TASK DESCRIPTION: Copy, from the entries below, each line in which the string "patterns" appears.

DATA SUPPLIED:
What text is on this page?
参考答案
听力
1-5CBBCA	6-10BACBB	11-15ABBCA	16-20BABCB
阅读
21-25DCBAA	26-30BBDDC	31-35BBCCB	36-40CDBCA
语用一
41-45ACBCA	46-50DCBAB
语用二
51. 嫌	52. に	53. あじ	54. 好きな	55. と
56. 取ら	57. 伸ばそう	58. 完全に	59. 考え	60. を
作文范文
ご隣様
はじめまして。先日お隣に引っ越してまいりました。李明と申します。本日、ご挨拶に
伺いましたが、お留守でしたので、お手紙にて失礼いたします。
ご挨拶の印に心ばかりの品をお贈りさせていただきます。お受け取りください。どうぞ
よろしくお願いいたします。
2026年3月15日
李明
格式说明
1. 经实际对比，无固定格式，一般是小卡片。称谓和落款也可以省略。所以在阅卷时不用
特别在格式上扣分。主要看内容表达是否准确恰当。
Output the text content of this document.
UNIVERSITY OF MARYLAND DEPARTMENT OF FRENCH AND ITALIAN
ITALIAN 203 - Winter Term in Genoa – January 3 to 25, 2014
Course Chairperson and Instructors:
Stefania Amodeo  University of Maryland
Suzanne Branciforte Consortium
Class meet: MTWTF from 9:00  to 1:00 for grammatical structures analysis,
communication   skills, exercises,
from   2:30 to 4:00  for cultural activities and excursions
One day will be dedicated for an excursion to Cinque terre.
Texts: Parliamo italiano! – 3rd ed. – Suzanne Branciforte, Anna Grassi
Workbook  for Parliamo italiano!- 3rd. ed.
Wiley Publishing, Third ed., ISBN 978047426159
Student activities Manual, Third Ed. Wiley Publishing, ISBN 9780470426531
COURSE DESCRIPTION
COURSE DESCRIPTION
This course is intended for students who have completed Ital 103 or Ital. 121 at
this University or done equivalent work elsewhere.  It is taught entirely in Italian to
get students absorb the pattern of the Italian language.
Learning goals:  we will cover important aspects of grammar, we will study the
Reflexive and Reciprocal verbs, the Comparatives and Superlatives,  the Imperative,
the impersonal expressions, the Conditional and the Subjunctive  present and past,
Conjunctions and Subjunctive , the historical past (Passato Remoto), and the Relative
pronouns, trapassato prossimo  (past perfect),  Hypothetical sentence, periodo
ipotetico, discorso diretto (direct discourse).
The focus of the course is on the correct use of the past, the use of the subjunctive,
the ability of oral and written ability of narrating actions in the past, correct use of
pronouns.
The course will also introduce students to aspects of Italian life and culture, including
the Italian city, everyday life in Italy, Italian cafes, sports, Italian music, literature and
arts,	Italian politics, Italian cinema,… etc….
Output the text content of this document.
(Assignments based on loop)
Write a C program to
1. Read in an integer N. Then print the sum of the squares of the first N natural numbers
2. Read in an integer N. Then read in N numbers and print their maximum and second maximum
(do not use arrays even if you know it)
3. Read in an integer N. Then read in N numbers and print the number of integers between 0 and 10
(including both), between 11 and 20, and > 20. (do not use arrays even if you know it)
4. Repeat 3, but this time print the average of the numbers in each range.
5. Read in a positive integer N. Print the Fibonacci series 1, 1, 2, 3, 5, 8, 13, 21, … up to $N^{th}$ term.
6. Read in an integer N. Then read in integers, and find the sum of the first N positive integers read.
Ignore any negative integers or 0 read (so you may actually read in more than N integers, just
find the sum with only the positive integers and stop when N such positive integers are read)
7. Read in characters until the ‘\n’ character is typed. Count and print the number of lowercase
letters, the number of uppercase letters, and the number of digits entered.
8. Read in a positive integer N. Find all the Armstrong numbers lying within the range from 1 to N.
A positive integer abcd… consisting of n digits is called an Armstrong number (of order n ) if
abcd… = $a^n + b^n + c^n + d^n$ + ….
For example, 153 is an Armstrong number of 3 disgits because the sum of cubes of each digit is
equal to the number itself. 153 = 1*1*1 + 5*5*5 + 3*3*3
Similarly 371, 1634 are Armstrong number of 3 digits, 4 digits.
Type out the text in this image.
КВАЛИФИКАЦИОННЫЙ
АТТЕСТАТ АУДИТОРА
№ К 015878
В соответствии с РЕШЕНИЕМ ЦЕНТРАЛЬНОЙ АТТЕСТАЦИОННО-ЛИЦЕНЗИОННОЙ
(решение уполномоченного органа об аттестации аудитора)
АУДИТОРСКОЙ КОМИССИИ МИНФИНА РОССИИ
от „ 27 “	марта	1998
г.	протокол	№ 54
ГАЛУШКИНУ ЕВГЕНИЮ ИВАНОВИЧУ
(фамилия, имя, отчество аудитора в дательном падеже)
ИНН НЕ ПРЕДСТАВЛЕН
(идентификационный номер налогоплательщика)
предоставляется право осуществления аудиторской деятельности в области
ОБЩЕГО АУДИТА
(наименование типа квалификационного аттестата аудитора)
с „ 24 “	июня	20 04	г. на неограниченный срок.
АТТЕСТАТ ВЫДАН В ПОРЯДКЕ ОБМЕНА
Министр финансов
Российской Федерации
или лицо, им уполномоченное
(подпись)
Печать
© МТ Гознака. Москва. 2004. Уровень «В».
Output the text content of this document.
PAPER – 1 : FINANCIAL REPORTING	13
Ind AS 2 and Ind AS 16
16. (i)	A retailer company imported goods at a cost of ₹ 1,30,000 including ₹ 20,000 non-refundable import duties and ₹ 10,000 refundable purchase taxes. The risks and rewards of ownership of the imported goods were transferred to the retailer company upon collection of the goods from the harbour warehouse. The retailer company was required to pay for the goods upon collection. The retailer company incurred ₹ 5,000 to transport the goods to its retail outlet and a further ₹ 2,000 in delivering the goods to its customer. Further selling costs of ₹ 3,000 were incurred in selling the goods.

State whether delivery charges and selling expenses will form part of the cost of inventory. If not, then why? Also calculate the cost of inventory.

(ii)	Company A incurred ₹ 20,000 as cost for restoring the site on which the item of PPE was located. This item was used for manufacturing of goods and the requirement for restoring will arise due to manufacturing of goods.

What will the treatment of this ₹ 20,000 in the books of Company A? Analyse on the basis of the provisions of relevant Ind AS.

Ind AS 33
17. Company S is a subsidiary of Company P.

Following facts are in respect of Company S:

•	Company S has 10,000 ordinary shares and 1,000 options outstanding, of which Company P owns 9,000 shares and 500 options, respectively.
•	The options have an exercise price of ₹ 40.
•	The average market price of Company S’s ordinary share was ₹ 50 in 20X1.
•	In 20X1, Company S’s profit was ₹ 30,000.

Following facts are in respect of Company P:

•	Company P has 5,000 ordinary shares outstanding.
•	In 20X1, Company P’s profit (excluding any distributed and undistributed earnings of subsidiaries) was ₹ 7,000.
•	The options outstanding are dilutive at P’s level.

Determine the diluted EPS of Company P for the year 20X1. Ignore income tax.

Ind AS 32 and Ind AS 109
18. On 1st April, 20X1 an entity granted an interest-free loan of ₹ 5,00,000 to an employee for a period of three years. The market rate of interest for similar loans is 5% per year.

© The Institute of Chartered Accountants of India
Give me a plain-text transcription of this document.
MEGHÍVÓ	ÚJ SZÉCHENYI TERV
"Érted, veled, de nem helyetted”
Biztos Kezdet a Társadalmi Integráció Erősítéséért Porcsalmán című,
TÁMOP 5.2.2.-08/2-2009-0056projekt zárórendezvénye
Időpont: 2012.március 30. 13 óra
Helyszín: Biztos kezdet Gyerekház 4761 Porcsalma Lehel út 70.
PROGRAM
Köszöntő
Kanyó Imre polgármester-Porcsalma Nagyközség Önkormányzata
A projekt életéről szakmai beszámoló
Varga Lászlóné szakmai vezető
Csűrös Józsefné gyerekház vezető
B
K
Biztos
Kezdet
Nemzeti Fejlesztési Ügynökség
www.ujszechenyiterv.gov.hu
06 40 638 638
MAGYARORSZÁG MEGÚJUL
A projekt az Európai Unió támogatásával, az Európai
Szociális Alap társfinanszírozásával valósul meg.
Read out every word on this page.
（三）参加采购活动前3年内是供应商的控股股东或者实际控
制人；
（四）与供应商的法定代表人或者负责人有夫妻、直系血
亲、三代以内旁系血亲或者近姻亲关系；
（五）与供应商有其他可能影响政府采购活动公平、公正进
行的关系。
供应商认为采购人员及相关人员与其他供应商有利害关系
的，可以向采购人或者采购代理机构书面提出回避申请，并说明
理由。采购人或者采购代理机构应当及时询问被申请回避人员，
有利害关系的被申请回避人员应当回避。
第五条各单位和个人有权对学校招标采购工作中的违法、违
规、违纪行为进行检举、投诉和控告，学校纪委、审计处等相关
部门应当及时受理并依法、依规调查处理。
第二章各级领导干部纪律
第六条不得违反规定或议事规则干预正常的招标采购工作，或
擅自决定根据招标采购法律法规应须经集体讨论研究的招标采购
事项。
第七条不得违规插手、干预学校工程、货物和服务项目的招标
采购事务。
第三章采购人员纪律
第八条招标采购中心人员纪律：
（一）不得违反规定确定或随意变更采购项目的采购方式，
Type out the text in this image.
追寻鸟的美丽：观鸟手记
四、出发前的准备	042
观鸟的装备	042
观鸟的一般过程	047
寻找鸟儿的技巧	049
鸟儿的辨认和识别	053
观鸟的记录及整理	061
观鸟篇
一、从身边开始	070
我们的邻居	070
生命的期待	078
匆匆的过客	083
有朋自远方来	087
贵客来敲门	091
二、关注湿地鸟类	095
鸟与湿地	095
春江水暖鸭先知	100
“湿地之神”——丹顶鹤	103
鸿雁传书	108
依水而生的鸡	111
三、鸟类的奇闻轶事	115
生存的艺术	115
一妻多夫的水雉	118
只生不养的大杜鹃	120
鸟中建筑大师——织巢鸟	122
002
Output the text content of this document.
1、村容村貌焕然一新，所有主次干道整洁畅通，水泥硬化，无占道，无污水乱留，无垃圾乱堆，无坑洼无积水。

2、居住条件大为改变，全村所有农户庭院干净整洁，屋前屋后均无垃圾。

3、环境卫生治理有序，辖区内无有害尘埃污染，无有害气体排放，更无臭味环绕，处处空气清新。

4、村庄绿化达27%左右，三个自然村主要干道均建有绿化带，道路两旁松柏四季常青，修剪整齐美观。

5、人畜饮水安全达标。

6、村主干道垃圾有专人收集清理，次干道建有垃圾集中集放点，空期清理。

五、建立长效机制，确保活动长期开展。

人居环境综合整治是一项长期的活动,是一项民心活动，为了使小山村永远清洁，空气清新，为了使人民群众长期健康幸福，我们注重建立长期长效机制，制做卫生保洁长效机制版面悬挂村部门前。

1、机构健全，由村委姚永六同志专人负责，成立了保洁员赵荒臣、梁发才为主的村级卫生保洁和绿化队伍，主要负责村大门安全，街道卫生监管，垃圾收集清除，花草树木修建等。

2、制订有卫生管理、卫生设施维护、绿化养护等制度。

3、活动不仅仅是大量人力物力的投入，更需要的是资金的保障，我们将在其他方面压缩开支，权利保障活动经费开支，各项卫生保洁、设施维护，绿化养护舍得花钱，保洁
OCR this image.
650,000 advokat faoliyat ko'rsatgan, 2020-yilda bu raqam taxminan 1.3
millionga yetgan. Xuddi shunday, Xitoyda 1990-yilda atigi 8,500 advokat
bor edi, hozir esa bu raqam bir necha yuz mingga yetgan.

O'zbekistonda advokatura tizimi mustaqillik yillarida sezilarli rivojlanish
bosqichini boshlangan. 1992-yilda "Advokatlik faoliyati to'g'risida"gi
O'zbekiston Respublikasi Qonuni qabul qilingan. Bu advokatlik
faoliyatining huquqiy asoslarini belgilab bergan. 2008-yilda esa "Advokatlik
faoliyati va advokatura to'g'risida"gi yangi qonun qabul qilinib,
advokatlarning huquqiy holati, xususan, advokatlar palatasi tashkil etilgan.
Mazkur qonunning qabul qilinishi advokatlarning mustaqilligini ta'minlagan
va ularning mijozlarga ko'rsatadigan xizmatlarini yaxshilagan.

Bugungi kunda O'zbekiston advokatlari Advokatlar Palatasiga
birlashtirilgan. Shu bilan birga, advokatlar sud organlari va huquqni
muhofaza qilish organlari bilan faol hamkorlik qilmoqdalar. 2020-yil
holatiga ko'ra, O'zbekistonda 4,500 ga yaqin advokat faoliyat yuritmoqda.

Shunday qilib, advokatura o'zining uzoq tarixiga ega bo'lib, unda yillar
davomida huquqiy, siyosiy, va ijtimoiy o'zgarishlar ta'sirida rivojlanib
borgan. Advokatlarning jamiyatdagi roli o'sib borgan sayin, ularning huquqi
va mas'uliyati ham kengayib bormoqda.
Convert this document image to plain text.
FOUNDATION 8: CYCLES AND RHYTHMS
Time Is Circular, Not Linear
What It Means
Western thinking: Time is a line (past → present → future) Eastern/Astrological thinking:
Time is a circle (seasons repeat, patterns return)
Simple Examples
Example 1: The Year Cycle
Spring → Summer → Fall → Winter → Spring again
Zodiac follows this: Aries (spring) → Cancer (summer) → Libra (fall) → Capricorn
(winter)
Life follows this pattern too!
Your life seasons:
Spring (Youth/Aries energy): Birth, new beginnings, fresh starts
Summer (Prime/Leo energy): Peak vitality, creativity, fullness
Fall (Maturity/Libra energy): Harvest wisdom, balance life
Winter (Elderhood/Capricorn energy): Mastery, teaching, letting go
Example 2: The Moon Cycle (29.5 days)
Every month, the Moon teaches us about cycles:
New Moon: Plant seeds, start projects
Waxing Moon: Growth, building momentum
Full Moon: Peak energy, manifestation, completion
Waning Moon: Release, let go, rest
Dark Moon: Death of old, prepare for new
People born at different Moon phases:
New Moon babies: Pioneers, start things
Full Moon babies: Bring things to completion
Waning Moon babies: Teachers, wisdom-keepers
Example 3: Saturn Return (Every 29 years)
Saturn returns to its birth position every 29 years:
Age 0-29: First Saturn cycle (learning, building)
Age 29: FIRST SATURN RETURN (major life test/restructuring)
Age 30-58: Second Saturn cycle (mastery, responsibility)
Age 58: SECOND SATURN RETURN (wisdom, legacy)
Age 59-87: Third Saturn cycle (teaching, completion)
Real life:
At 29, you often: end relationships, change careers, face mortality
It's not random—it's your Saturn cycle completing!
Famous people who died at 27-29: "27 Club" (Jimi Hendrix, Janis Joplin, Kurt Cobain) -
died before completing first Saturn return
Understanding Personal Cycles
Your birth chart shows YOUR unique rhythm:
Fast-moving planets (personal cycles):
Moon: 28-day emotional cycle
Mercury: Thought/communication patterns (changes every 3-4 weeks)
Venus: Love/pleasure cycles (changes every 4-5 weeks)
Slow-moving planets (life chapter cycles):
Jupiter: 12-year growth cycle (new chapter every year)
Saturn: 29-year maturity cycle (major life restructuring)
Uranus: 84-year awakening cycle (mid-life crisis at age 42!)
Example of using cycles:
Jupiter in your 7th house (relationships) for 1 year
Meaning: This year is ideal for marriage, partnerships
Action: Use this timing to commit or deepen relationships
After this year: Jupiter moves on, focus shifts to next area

IN RESPONSE:
Time is a circle (seasons repeat, patterns return)
Mercury: Thought/communication patterns (changes every 3-4 weeks)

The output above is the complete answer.